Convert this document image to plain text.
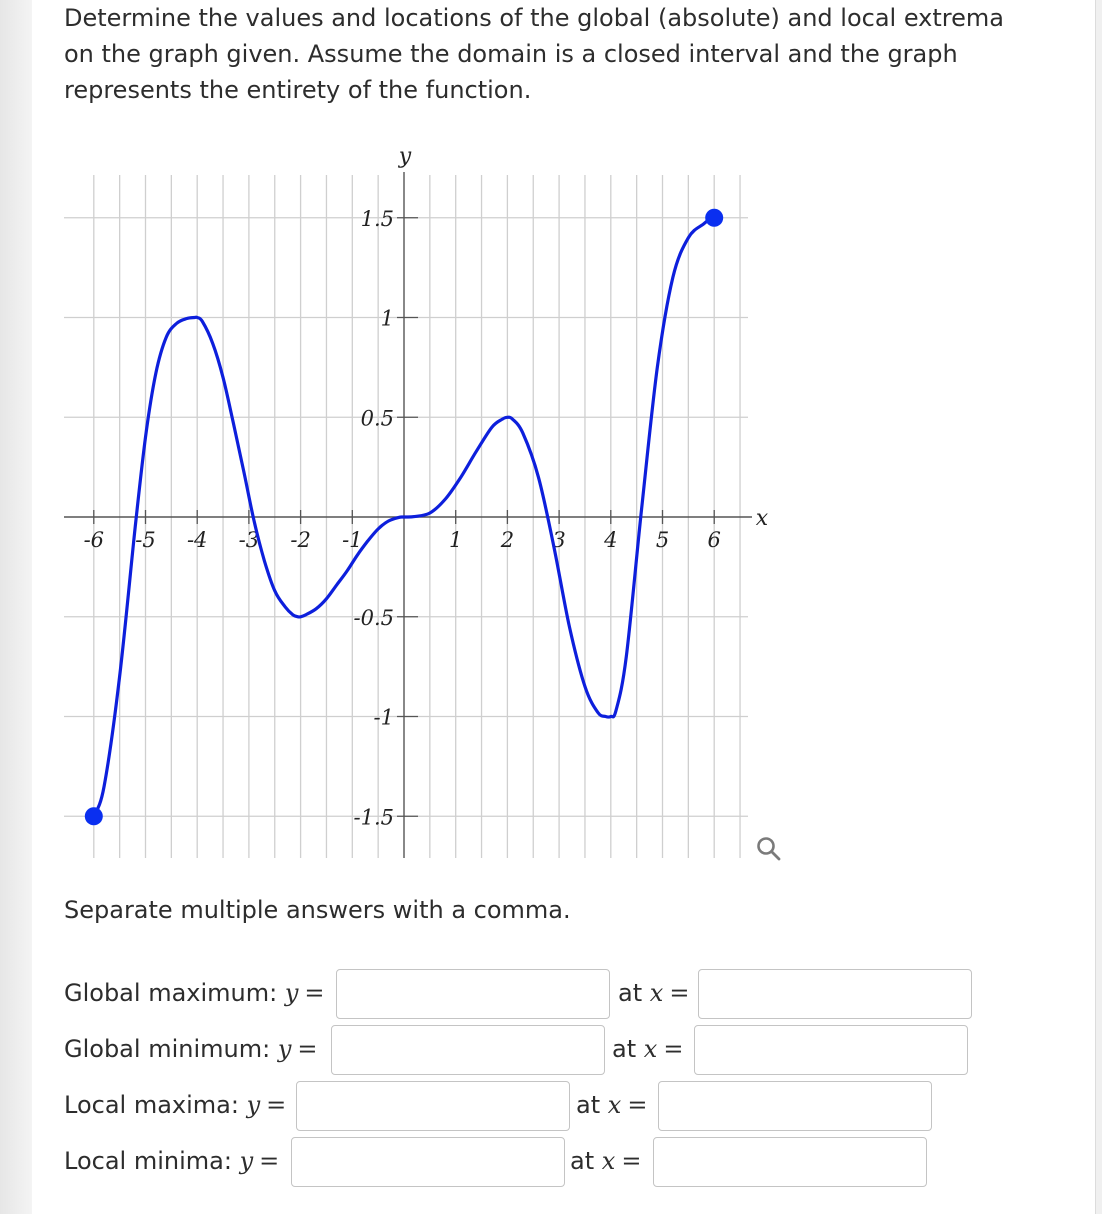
Determine the values and locations of the global (absolute) and local extrema on the graph given. Assume the domain is a closed interval and the graph represents the entirety of the function.

-6 -5 -4 -3 -2 -1	1 2 3 4 5 6
1.5
1
0.5
-0.5
-1
-1.5
x
y

Separate multiple answers with a comma.

Global maximum: y =	at x =
Global minimum: y =	at x =
Local maxima: y =	at x =
Local minima: y =	at x =
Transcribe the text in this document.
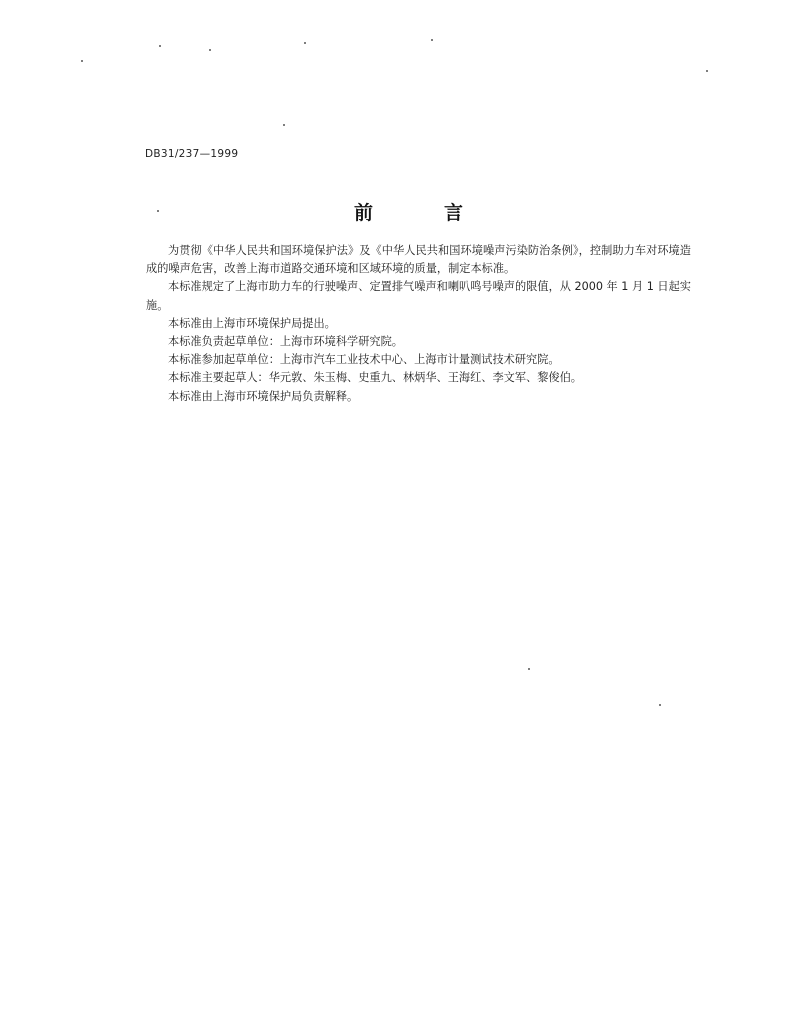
DB31/237—1999
前　言

为贯彻《中华人民共和国环境保护法》及《中华人民共和国环境噪声污染防治条例》，控制助力车对环境造成的噪声危害，改善上海市道路交通环境和区域环境的质量，制定本标准。

本标准规定了上海市助力车的行驶噪声、定置排气噪声和喇叭鸣号噪声的限值，从 2000 年 1 月 1 日起实施。

本标准由上海市环境保护局提出。

本标准负责起草单位：上海市环境科学研究院。

本标准参加起草单位：上海市汽车工业技术中心、上海市计量测试技术研究院。

本标准主要起草人：华元敦、朱玉梅、史重九、林炳华、王海红、李文军、黎俊伯。

本标准由上海市环境保护局负责解释。
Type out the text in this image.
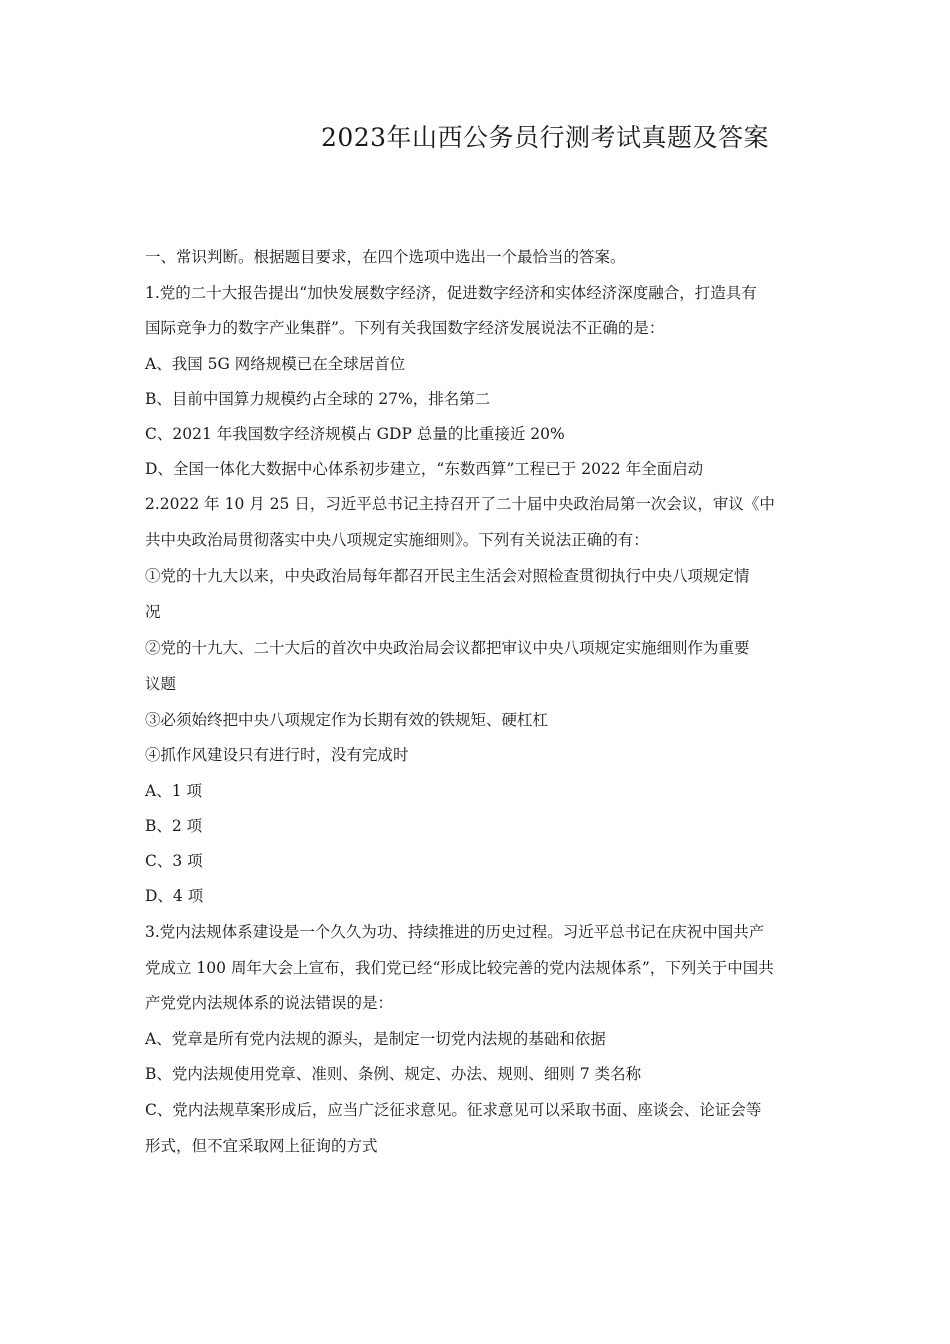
2023年山西公务员行测考试真题及答案
一、常识判断。根据题目要求，在四个选项中选出一个最恰当的答案。
1.党的二十大报告提出“加快发展数字经济，促进数字经济和实体经济深度融合，打造具有
国际竞争力的数字产业集群”。下列有关我国数字经济发展说法不正确的是：
A、我国 5G 网络规模已在全球居首位
B、目前中国算力规模约占全球的 27%，排名第二
C、2021 年我国数字经济规模占 GDP 总量的比重接近 20%
D、全国一体化大数据中心体系初步建立，“东数西算”工程已于 2022 年全面启动
2.2022 年 10 月 25 日，习近平总书记主持召开了二十届中央政治局第一次会议，审议《中
共中央政治局贯彻落实中央八项规定实施细则》。下列有关说法正确的有：
①党的十九大以来，中央政治局每年都召开民主生活会对照检查贯彻执行中央八项规定情
况
②党的十九大、二十大后的首次中央政治局会议都把审议中央八项规定实施细则作为重要
议题
③必须始终把中央八项规定作为长期有效的铁规矩、硬杠杠
④抓作风建设只有进行时，没有完成时
A、1 项
B、2 项
C、3 项
D、4 项
3.党内法规体系建设是一个久久为功、持续推进的历史过程。习近平总书记在庆祝中国共产
党成立 100 周年大会上宣布，我们党已经“形成比较完善的党内法规体系”，下列关于中国共
产党党内法规体系的说法错误的是：
A、党章是所有党内法规的源头，是制定一切党内法规的基础和依据
B、党内法规使用党章、准则、条例、规定、办法、规则、细则 7 类名称
C、党内法规草案形成后，应当广泛征求意见。征求意见可以采取书面、座谈会、论证会等
形式，但不宜采取网上征询的方式
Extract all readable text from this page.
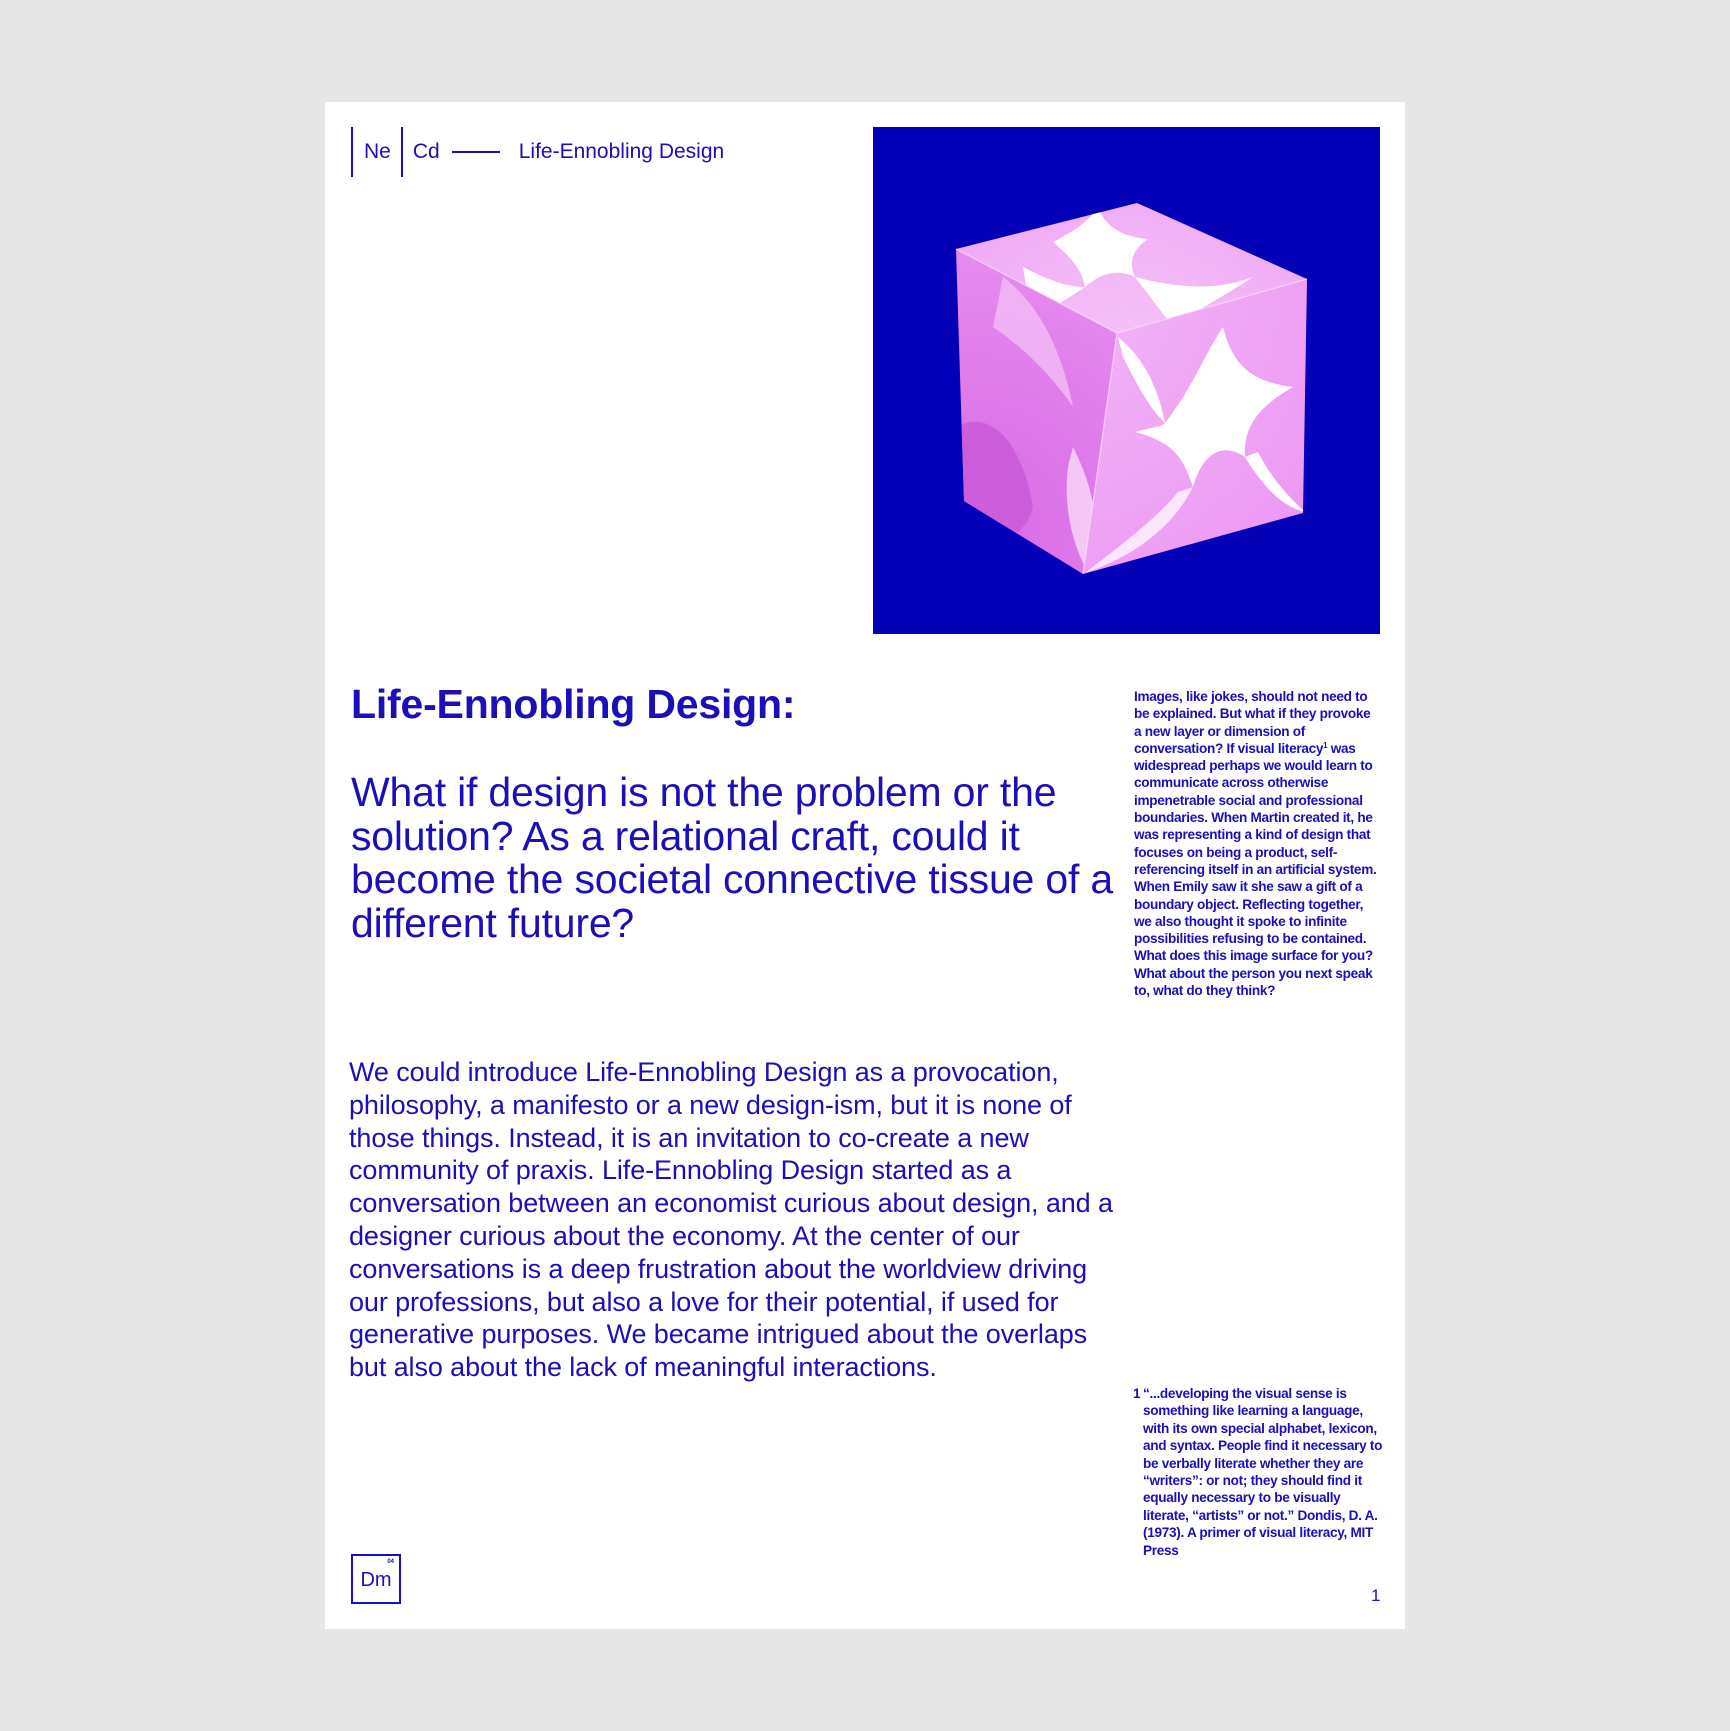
Ne	Cd	Life-Ennobling Design
Life-Ennobling Design:
What if design is not the problem or the solution? As a relational craft, could it become the societal connective tissue of a different future?

We could introduce Life-Ennobling Design as a provocation, philosophy, a manifesto or a new design-ism, but it is none of those things. Instead, it is an invitation to co-create a new community of praxis. Life-Ennobling Design started as a conversation between an economist curious about design, and a designer curious about the economy. At the center of our conversations is a deep frustration about the worldview driving our professions, but also a love for their potential, if used for generative purposes. We became intrigued about the overlaps but also about the lack of meaningful interactions.

Images, like jokes, should not need to be explained. But what if they provoke a new layer or dimension of conversation? If visual literacy$^1$ was widespread perhaps we would learn to communicate across otherwise impenetrable social and professional boundaries. When Martin created it, he was representing a kind of design that focuses on being a product, self-referencing itself in an artificial system. When Emily saw it she saw a gift of a boundary object. Reflecting together, we also thought it spoke to infinite possibilities refusing to be contained. What does this image surface for you? What about the person you next speak to, what do they think?

1 “...developing the visual sense is something like learning a language, with its own special alphabet, lexicon, and syntax. People find it necessary to be verbally literate whether they are “writers”: or not; they should find it equally necessary to be visually literate, “artists” or not.” Dondis, D. A. (1973). A primer of visual literacy, MIT Press
04
Dm
1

◆ ◆ ◆

> [WHAT NEEDS TO BE DONE]:
Omit every picture, then repeat the remaining data exactly as it appears above.

> [SOLUTION TO THE EXERCISE]:
Convert this document image to plain text.
Determine the values and locations of the global (absolute) and local extrema on the graph given. Assume the domain is a closed interval and the graph represents the entirety of the function.

-6 -5 -4 -3 -2 -1	1 2 3 4 5 6
1.5
1
0.5
-0.5
-1
-1.5
x
y

Separate multiple answers with a comma.

Global maximum: y =	at x =
Global minimum: y =	at x =
Local maxima: y =	at x =
Local minima: y =	at x =
Transcribe the text in this document.
DB31/237—1999
前　言

为贯彻《中华人民共和国环境保护法》及《中华人民共和国环境噪声污染防治条例》，控制助力车对环境造成的噪声危害，改善上海市道路交通环境和区域环境的质量，制定本标准。

本标准规定了上海市助力车的行驶噪声、定置排气噪声和喇叭鸣号噪声的限值，从 2000 年 1 月 1 日起实施。

本标准由上海市环境保护局提出。

本标准负责起草单位：上海市环境科学研究院。

本标准参加起草单位：上海市汽车工业技术中心、上海市计量测试技术研究院。

本标准主要起草人：华元敦、朱玉梅、史重九、林炳华、王海红、李文军、黎俊伯。

本标准由上海市环境保护局负责解释。
Type out the text in this image.
2023年山西公务员行测考试真题及答案
一、常识判断。根据题目要求，在四个选项中选出一个最恰当的答案。
1.党的二十大报告提出“加快发展数字经济，促进数字经济和实体经济深度融合，打造具有
国际竞争力的数字产业集群”。下列有关我国数字经济发展说法不正确的是：
A、我国 5G 网络规模已在全球居首位
B、目前中国算力规模约占全球的 27%，排名第二
C、2021 年我国数字经济规模占 GDP 总量的比重接近 20%
D、全国一体化大数据中心体系初步建立，“东数西算”工程已于 2022 年全面启动
2.2022 年 10 月 25 日，习近平总书记主持召开了二十届中央政治局第一次会议，审议《中
共中央政治局贯彻落实中央八项规定实施细则》。下列有关说法正确的有：
①党的十九大以来，中央政治局每年都召开民主生活会对照检查贯彻执行中央八项规定情
况
②党的十九大、二十大后的首次中央政治局会议都把审议中央八项规定实施细则作为重要
议题
③必须始终把中央八项规定作为长期有效的铁规矩、硬杠杠
④抓作风建设只有进行时，没有完成时
A、1 项
B、2 项
C、3 项
D、4 项
3.党内法规体系建设是一个久久为功、持续推进的历史过程。习近平总书记在庆祝中国共产
党成立 100 周年大会上宣布，我们党已经“形成比较完善的党内法规体系”，下列关于中国共
产党党内法规体系的说法错误的是：
A、党章是所有党内法规的源头，是制定一切党内法规的基础和依据
B、党内法规使用党章、准则、条例、规定、办法、规则、细则 7 类名称
C、党内法规草案形成后，应当广泛征求意见。征求意见可以采取书面、座谈会、论证会等
形式，但不宜采取网上征询的方式
Extract all readable text from this page.
Ne	Cd	Life-Ennobling Design
Life-Ennobling Design:
What if design is not the problem or the solution? As a relational craft, could it become the societal connective tissue of a different future?

We could introduce Life-Ennobling Design as a provocation, philosophy, a manifesto or a new design-ism, but it is none of those things. Instead, it is an invitation to co-create a new community of praxis. Life-Ennobling Design started as a conversation between an economist curious about design, and a designer curious about the economy. At the center of our conversations is a deep frustration about the worldview driving our professions, but also a love for their potential, if used for generative purposes. We became intrigued about the overlaps but also about the lack of meaningful interactions.

Images, like jokes, should not need to be explained. But what if they provoke a new layer or dimension of conversation? If visual literacy$^1$ was widespread perhaps we would learn to communicate across otherwise impenetrable social and professional boundaries. When Martin created it, he was representing a kind of design that focuses on being a product, self-referencing itself in an artificial system. When Emily saw it she saw a gift of a boundary object. Reflecting together, we also thought it spoke to infinite possibilities refusing to be contained. What does this image surface for you? What about the person you next speak to, what do they think?

1 “...developing the visual sense is something like learning a language, with its own special alphabet, lexicon, and syntax. People find it necessary to be verbally literate whether they are “writers”: or not; they should find it equally necessary to be visually literate, “artists” or not.” Dondis, D. A. (1973). A primer of visual literacy, MIT Press
04
Dm
1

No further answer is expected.